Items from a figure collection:
# # #

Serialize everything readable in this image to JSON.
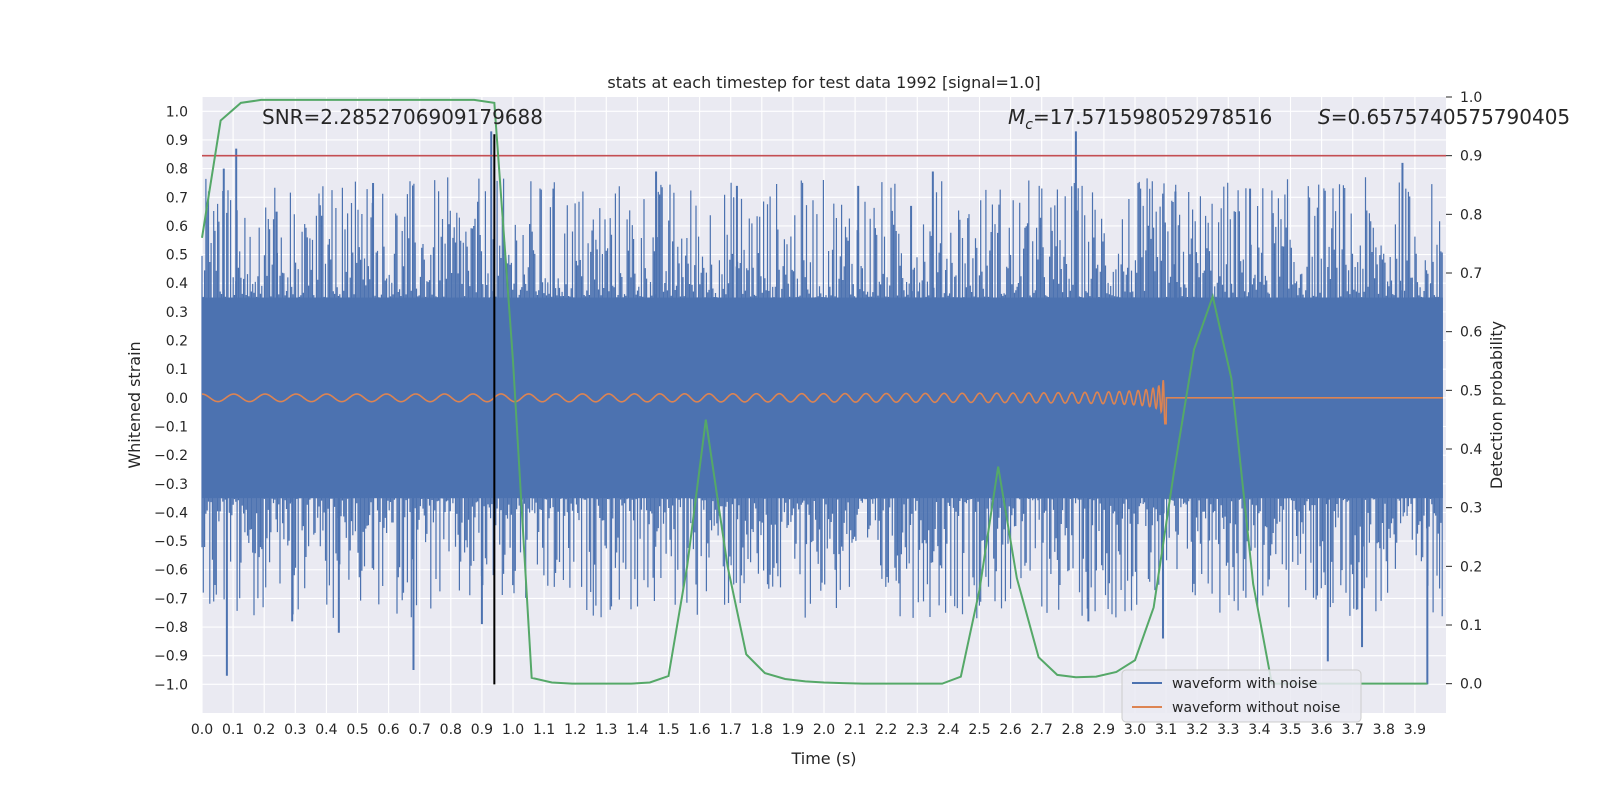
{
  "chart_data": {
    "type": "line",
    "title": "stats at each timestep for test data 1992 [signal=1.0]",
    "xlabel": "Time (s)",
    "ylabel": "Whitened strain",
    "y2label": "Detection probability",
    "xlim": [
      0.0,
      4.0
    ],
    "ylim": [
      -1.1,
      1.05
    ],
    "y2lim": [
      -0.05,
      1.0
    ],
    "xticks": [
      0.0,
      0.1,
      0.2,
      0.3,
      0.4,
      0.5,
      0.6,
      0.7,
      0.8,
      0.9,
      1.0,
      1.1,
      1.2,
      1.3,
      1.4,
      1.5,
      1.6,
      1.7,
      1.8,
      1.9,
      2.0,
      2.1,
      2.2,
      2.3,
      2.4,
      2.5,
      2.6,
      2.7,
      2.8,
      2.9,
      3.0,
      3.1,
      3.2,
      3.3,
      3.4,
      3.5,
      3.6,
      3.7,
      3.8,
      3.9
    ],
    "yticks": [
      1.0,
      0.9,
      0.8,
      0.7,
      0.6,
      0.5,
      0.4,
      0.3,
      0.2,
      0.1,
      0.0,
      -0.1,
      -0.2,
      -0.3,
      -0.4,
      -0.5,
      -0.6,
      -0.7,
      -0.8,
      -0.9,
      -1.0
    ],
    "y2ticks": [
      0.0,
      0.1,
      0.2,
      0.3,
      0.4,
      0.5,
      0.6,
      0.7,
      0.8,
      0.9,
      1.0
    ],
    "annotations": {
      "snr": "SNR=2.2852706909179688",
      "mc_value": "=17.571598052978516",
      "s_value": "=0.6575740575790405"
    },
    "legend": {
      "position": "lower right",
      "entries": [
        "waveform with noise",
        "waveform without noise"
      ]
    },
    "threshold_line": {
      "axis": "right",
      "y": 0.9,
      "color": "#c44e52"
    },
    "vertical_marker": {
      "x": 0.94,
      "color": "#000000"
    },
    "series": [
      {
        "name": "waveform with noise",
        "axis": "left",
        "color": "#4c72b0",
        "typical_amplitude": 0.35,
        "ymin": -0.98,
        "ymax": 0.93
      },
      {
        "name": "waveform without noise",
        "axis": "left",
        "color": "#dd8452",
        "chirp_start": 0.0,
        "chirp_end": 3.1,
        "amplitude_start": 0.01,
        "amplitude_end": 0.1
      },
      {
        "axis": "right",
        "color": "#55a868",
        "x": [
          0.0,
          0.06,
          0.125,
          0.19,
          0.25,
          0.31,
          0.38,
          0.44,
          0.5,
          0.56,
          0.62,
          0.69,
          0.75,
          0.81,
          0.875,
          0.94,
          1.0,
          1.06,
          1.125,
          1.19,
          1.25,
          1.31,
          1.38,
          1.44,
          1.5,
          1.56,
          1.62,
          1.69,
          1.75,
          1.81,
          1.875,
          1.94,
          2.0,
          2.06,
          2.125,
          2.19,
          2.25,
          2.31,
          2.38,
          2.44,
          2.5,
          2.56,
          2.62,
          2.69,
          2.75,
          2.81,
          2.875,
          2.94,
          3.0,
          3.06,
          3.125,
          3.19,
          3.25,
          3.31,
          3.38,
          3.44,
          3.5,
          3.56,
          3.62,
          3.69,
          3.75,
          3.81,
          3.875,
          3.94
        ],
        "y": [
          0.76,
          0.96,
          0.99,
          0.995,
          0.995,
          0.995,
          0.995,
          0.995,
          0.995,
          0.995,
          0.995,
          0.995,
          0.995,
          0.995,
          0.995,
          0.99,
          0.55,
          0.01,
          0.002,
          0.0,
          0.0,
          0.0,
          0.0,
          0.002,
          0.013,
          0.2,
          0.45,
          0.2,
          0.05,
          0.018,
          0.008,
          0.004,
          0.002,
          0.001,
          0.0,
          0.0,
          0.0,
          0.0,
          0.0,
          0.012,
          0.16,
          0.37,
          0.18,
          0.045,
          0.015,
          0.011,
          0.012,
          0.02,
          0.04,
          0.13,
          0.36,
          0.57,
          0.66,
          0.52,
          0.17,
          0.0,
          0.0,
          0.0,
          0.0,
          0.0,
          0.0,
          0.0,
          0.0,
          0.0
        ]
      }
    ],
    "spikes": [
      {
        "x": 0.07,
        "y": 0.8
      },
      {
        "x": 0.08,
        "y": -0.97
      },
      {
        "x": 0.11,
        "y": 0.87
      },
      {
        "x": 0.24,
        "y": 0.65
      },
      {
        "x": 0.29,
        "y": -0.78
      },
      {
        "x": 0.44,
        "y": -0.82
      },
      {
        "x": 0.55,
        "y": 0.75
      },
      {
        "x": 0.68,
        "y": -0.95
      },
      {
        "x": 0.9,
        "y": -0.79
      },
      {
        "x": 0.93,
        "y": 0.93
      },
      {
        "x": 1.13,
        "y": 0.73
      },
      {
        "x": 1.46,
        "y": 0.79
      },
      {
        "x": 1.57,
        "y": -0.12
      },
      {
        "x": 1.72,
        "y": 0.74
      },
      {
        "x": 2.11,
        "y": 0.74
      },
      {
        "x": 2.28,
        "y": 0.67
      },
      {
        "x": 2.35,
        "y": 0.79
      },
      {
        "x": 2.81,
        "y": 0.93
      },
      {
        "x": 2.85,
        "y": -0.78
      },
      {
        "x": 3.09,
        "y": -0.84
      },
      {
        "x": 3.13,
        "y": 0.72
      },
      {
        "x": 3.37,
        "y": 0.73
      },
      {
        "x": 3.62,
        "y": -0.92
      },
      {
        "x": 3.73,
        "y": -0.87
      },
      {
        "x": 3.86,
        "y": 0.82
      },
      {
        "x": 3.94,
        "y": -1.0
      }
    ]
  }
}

# # #

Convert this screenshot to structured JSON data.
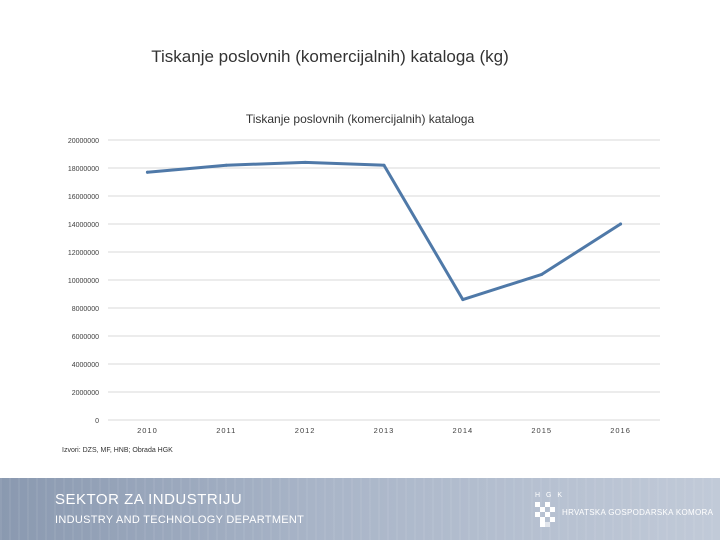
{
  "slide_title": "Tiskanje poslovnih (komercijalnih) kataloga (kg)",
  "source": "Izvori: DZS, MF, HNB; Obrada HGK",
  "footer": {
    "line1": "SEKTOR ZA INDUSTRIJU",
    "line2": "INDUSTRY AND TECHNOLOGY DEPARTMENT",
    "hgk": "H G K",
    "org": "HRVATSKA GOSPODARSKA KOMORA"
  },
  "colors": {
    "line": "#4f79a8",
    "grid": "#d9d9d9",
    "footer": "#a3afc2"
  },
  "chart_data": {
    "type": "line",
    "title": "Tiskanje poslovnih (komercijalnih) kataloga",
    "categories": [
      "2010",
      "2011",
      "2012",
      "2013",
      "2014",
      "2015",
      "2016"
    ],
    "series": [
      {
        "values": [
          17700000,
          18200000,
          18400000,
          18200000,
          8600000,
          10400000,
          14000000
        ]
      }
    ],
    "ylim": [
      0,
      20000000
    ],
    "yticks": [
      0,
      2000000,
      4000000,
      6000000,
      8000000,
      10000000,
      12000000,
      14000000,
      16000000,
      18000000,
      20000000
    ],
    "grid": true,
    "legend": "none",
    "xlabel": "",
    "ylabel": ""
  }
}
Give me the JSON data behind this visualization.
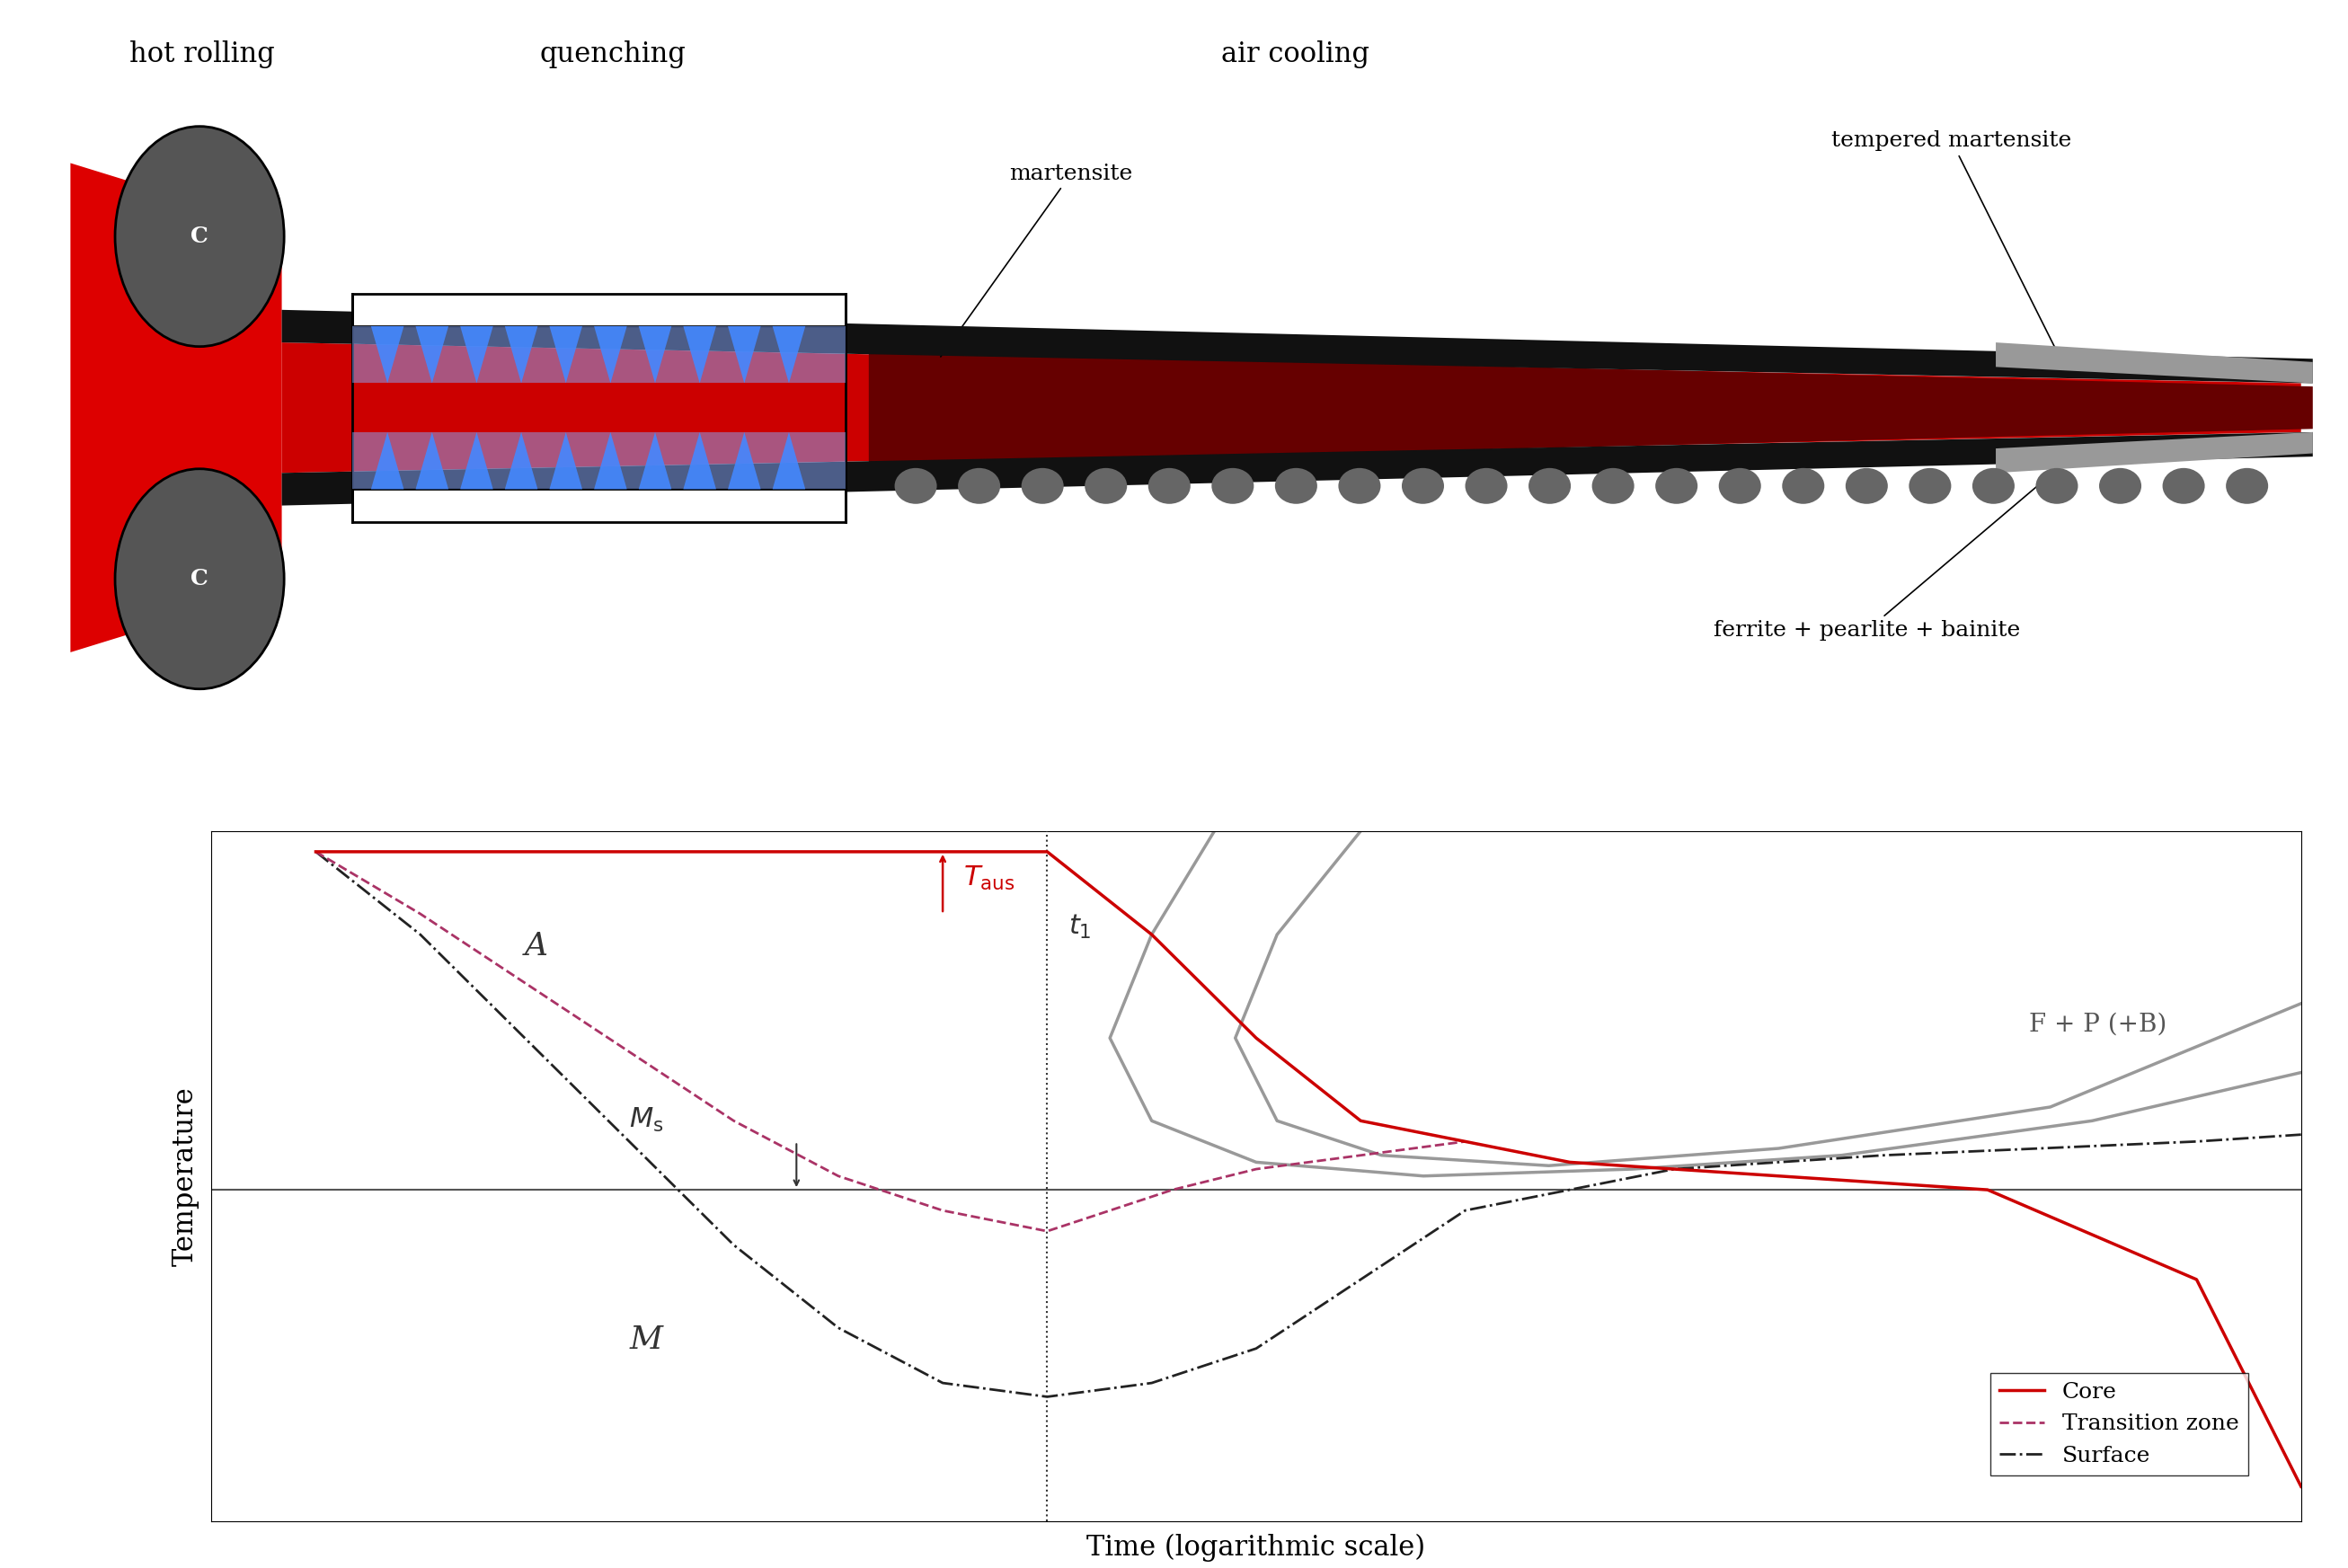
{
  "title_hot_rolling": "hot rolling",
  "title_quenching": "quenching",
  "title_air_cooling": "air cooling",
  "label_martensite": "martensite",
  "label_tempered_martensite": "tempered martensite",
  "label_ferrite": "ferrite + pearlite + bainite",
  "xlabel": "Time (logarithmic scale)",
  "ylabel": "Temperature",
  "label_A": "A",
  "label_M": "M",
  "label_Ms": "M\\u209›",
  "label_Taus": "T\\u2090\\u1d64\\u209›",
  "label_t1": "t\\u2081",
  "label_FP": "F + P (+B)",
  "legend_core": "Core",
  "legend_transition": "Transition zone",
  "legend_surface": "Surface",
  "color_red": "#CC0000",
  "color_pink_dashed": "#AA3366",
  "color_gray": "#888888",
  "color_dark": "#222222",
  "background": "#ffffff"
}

# # #

Description of the task: Find every line that has "komercijalnih" in it, then return those lines.

Final result:
  "slide_title": "Tiskanje poslovnih (komercijalnih) kataloga (kg)",
    "title": "Tiskanje poslovnih (komercijalnih) kataloga",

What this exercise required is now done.